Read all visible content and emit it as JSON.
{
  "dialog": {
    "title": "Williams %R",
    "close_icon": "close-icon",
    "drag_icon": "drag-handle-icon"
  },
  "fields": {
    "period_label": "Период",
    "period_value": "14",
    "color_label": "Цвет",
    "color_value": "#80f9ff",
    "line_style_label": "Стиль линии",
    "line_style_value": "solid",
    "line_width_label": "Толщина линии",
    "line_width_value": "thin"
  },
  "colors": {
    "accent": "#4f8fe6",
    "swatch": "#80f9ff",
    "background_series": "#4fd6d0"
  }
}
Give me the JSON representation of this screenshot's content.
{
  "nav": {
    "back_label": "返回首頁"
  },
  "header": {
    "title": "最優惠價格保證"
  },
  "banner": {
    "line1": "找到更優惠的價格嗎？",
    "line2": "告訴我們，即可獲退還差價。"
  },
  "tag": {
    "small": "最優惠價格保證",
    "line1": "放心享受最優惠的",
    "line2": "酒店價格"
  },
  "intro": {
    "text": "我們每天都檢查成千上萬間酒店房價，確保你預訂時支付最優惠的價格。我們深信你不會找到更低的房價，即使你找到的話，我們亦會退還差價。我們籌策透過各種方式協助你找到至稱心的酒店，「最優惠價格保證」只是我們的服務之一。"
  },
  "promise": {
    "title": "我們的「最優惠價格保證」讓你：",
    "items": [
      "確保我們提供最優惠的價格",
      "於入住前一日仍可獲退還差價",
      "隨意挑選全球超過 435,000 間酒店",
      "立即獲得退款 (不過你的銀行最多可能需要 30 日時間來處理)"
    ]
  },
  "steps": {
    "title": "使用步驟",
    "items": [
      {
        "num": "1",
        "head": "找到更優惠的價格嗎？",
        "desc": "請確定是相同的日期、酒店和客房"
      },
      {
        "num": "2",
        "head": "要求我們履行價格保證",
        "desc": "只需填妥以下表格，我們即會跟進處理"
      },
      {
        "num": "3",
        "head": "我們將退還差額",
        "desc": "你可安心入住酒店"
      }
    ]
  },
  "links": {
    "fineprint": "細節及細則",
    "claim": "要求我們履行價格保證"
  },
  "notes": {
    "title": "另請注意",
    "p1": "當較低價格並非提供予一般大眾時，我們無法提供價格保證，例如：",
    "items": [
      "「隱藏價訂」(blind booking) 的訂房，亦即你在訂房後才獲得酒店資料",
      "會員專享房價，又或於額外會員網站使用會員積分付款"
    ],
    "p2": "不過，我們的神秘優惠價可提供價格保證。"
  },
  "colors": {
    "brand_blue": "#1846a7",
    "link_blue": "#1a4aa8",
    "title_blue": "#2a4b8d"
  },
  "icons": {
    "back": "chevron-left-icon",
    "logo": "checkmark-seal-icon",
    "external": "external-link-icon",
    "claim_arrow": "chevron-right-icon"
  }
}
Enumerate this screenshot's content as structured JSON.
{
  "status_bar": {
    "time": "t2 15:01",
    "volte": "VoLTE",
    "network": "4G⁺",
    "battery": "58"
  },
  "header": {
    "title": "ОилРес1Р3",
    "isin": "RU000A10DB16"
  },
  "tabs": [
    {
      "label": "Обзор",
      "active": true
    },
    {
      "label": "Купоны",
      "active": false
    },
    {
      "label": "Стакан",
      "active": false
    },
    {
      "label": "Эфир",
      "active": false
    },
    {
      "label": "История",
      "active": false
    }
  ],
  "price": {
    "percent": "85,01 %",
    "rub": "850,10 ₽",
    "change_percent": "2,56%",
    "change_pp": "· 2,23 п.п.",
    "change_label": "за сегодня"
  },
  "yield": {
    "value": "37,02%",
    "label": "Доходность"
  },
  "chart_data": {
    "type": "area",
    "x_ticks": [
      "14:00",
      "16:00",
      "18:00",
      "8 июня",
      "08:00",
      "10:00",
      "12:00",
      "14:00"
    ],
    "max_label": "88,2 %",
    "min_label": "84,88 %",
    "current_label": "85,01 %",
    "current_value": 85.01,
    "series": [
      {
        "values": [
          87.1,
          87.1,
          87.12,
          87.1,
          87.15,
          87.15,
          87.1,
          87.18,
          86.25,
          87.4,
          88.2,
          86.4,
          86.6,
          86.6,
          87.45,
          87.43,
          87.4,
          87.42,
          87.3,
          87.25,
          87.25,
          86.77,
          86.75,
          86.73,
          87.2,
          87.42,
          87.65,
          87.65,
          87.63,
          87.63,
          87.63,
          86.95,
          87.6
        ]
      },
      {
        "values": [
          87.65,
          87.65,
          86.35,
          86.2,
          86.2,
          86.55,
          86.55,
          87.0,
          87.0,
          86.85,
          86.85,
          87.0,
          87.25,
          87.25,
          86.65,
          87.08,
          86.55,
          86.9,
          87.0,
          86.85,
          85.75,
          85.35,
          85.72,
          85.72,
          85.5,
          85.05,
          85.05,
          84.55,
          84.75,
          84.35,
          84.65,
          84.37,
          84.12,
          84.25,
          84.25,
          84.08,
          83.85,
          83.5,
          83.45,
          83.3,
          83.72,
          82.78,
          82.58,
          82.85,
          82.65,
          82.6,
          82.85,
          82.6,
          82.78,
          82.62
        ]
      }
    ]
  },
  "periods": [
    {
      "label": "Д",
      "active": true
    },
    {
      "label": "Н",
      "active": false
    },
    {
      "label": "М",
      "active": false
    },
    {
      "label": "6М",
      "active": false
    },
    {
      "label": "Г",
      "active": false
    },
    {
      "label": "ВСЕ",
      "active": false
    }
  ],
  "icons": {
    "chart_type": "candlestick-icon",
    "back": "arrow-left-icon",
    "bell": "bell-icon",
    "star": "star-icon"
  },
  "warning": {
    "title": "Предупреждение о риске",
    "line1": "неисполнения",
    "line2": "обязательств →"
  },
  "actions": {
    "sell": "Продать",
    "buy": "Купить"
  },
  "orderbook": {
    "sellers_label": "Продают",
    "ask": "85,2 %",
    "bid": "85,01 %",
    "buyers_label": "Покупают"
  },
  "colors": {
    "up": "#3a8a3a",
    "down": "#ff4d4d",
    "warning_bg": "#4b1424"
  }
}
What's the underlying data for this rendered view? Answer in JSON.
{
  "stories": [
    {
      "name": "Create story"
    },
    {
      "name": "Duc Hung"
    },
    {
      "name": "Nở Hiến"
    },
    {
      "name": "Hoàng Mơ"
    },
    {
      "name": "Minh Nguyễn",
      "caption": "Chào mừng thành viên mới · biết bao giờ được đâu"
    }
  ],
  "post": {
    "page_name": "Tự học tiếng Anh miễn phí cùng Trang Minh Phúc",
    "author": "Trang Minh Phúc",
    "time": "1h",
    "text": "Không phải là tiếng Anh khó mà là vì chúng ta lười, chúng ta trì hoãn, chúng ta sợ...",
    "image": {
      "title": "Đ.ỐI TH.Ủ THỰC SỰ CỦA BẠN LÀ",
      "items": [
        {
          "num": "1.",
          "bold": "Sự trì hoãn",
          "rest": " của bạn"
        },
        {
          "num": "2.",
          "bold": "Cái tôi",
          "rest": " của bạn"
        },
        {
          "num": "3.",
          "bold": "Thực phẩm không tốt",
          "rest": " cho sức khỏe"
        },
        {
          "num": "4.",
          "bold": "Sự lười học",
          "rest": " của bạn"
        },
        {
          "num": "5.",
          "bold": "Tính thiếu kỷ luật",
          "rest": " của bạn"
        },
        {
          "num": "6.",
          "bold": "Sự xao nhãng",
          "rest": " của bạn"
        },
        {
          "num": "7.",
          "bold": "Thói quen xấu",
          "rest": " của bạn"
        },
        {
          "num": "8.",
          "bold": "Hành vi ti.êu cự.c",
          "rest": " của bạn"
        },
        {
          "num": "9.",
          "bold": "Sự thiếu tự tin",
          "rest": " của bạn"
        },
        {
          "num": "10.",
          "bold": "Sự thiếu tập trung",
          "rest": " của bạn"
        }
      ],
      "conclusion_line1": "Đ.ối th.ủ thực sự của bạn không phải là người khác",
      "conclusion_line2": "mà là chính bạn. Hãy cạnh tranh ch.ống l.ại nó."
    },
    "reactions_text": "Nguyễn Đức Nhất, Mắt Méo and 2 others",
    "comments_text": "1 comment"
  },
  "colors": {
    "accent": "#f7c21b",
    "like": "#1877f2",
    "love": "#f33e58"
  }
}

★ ★ ★ ★ ★

Exercise goal |
Only the number is wanted: how many lines contain the string "линии"?

Answer for the task |
2